» SHORT PROBLEM
Print every entry, word for word, and skip the images.

» ENTRIES SUPPLIED
####

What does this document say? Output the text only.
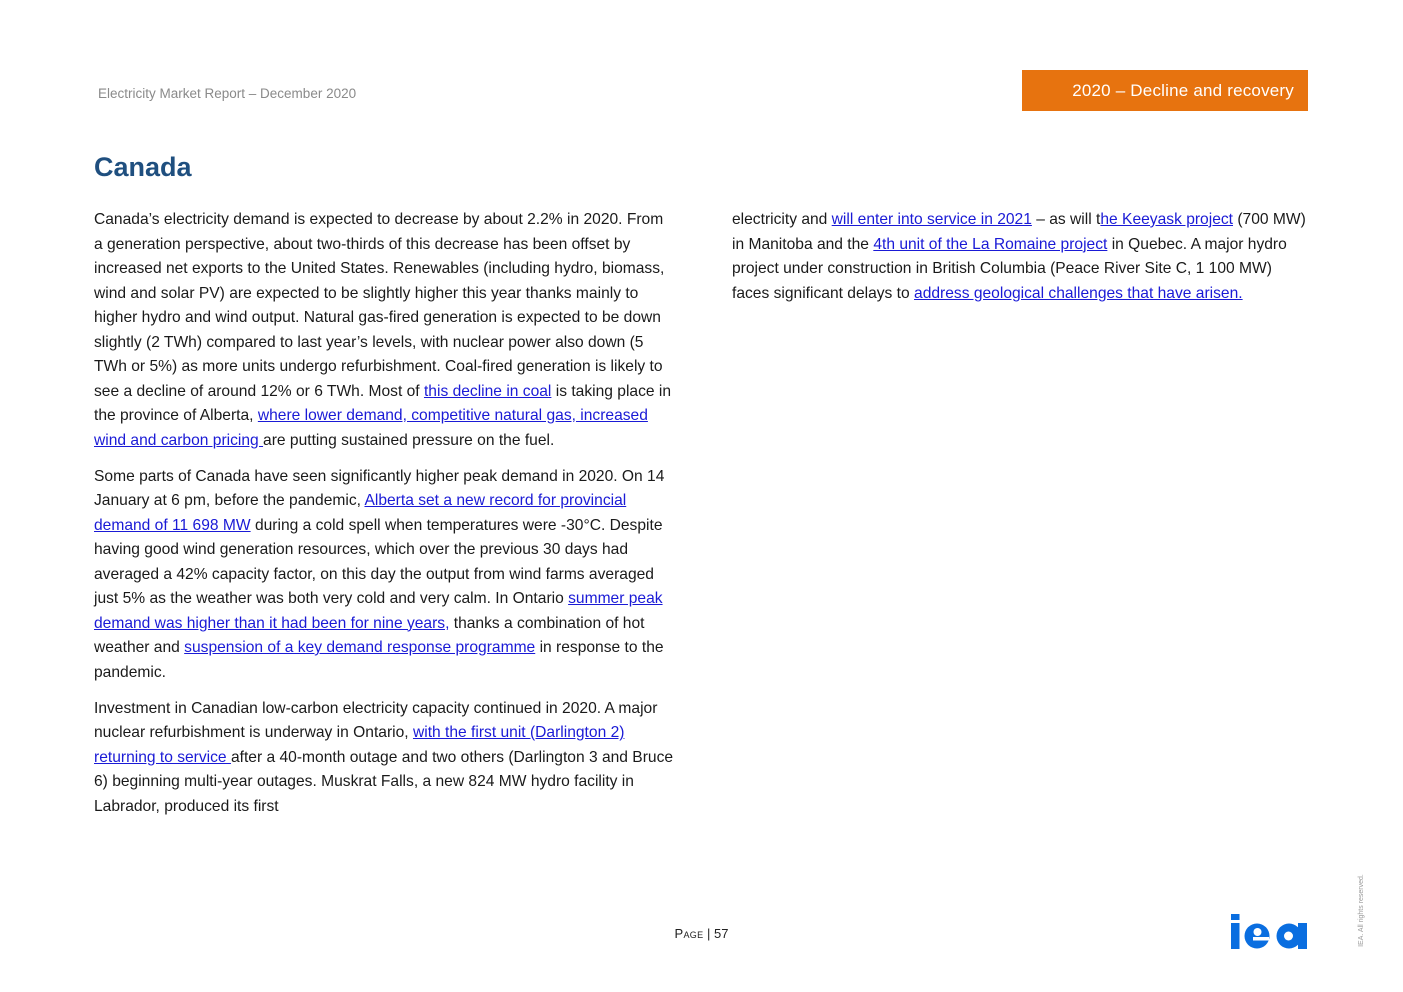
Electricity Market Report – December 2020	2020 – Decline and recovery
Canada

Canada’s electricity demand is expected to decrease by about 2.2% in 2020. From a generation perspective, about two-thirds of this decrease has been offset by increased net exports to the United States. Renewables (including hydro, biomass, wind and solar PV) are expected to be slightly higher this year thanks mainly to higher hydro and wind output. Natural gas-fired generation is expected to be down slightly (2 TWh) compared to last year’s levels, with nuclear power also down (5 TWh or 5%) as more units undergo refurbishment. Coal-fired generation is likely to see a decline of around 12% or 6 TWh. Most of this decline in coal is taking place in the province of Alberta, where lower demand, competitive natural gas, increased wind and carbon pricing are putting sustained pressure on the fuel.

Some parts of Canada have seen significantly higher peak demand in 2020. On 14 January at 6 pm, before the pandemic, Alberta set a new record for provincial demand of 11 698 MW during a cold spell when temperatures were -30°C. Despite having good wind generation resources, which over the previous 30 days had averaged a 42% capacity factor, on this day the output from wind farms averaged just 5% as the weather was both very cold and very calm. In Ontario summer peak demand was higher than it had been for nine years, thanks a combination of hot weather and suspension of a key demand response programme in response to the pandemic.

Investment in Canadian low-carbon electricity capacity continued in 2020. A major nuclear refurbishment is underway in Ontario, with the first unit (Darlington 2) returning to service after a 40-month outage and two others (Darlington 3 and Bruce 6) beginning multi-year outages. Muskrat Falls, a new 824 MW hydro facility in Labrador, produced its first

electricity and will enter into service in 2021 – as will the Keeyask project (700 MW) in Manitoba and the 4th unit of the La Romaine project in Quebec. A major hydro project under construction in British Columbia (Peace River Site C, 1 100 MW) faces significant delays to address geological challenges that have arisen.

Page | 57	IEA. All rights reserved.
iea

####

» RESULT
What does this document say? Output the text only.
Electricity Market Report – December 2020	2020 – Decline and recovery
Canada

Canada’s electricity demand is expected to decrease by about 2.2% in 2020. From a generation perspective, about two-thirds of this decrease has been offset by increased net exports to the United States. Renewables (including hydro, biomass, wind and solar PV) are expected to be slightly higher this year thanks mainly to higher hydro and wind output. Natural gas-fired generation is expected to be down slightly (2 TWh) compared to last year’s levels, with nuclear power also down (5 TWh or 5%) as more units undergo refurbishment. Coal-fired generation is likely to see a decline of around 12% or 6 TWh. Most of this decline in coal is taking place in the province of Alberta, where lower demand, competitive natural gas, increased wind and carbon pricing are putting sustained pressure on the fuel.

Some parts of Canada have seen significantly higher peak demand in 2020. On 14 January at 6 pm, before the pandemic, Alberta set a new record for provincial demand of 11 698 MW during a cold spell when temperatures were -30°C. Despite having good wind generation resources, which over the previous 30 days had averaged a 42% capacity factor, on this day the output from wind farms averaged just 5% as the weather was both very cold and very calm. In Ontario summer peak demand was higher than it had been for nine years, thanks a combination of hot weather and suspension of a key demand response programme in response to the pandemic.

Investment in Canadian low-carbon electricity capacity continued in 2020. A major nuclear refurbishment is underway in Ontario, with the first unit (Darlington 2) returning to service after a 40-month outage and two others (Darlington 3 and Bruce 6) beginning multi-year outages. Muskrat Falls, a new 824 MW hydro facility in Labrador, produced its first

electricity and will enter into service in 2021 – as will the Keeyask project (700 MW) in Manitoba and the 4th unit of the La Romaine project in Quebec. A major hydro project under construction in British Columbia (Peace River Site C, 1 100 MW) faces significant delays to address geological challenges that have arisen.

Page | 57	IEA. All rights reserved.
iea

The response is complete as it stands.